> **PROVIDED ENTRIES**:
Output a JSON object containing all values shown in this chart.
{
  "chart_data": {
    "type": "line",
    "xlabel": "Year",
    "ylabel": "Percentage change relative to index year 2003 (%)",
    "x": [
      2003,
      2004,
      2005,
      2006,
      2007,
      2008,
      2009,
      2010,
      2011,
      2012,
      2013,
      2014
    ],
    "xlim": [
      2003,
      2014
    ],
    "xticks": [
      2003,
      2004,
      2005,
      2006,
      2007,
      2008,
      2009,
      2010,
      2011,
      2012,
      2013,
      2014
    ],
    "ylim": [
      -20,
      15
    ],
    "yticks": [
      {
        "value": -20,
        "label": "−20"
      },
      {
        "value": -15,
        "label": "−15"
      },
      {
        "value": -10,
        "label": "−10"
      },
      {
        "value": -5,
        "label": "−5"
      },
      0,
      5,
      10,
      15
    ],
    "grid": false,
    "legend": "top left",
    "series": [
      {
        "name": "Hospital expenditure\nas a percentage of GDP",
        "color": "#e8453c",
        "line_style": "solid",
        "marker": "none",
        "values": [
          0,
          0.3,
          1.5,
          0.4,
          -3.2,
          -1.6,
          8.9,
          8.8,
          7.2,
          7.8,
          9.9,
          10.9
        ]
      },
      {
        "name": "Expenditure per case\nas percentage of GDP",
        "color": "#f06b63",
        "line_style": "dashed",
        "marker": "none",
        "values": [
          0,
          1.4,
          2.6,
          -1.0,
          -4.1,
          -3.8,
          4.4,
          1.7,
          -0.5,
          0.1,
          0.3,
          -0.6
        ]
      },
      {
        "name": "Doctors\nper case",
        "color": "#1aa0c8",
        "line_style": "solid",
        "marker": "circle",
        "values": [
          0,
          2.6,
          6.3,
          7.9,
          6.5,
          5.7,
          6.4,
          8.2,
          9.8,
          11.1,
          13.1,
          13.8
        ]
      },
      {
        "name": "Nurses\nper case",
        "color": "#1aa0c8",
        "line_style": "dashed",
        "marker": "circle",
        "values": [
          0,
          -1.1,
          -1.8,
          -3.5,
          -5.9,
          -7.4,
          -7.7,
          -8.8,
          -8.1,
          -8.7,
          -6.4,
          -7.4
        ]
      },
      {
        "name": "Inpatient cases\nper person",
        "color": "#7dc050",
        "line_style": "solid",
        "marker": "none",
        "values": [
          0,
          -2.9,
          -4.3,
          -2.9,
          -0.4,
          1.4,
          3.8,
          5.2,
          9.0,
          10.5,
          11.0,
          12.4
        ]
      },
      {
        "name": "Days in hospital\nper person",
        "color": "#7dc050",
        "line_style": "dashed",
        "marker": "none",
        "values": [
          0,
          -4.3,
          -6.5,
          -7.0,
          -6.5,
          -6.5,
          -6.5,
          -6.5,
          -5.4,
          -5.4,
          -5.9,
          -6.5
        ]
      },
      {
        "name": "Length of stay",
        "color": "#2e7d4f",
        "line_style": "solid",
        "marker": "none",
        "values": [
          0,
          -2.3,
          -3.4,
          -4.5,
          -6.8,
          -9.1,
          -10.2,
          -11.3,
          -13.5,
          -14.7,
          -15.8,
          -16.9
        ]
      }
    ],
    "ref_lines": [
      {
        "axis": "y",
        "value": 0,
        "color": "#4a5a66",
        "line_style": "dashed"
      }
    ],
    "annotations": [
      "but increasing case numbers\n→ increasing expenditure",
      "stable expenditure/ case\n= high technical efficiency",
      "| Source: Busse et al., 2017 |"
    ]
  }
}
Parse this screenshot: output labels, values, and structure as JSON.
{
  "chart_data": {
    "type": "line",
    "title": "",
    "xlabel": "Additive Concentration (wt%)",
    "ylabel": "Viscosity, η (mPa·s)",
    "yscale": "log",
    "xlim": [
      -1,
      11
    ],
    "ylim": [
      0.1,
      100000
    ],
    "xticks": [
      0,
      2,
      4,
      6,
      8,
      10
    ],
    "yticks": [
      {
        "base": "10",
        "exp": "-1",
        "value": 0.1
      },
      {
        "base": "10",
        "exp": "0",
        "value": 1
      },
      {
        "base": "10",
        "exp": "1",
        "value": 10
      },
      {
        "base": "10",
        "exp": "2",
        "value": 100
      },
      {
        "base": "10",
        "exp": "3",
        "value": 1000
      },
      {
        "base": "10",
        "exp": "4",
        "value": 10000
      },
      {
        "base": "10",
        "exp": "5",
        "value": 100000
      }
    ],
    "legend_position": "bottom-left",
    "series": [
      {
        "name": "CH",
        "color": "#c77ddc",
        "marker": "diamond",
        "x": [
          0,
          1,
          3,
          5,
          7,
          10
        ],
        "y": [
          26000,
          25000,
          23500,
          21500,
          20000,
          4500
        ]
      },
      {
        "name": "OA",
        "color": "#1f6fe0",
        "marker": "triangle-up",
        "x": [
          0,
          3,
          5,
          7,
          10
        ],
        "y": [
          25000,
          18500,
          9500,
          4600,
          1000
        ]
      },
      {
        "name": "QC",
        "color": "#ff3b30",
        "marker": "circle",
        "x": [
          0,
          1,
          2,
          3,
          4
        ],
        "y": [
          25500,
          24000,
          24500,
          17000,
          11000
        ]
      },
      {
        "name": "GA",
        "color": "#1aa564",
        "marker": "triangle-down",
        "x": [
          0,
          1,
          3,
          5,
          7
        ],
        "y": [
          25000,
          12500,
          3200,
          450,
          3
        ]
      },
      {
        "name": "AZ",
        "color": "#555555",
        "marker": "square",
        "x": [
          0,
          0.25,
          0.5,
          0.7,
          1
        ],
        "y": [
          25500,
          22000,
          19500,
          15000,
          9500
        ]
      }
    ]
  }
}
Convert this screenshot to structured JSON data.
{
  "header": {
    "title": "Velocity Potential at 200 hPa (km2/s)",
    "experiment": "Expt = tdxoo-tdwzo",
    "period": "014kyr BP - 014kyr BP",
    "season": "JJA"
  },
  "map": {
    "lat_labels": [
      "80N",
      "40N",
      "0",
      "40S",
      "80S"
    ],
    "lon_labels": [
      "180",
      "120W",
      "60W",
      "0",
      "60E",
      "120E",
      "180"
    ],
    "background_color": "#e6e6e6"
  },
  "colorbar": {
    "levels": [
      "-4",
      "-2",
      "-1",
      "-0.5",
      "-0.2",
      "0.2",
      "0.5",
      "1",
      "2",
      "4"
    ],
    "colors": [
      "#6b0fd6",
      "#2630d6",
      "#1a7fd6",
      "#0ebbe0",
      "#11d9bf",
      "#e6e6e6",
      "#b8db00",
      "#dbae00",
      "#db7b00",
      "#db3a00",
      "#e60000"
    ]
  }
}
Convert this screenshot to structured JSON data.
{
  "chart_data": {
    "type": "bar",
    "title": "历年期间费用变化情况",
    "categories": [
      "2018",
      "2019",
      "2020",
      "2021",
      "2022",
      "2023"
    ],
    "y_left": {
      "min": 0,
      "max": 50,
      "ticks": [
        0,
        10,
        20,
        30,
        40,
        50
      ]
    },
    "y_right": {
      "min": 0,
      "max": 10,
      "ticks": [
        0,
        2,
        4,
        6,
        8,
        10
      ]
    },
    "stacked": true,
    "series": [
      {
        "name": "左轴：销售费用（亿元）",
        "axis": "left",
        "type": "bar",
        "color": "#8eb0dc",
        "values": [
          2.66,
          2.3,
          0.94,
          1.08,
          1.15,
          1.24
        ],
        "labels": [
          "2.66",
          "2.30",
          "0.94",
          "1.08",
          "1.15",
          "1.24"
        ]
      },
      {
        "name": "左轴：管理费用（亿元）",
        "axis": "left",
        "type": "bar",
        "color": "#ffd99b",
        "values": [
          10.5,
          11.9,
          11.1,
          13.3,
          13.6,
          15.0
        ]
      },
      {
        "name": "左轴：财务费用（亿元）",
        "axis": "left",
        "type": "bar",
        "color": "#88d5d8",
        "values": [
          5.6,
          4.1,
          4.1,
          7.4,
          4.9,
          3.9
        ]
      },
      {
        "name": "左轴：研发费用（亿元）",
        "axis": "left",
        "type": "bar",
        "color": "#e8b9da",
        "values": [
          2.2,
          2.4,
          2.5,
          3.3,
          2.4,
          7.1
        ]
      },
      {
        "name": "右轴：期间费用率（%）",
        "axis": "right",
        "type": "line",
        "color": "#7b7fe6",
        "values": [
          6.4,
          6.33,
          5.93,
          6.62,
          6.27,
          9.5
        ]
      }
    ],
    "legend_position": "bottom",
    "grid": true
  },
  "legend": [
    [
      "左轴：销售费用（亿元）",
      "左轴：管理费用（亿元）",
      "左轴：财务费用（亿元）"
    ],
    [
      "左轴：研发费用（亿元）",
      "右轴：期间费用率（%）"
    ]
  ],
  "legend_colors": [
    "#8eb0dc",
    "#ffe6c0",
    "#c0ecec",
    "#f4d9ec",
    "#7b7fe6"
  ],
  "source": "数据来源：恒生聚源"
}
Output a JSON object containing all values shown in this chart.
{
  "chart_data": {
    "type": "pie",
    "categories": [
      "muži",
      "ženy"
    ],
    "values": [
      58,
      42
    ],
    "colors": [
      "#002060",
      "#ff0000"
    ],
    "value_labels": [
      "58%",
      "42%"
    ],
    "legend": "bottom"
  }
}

> **WHAT TO PRODUCE**: Count the lines above that contain the word "ylabel", and reply with only that number.

> **RESULT OF THE EXERCISE**: 2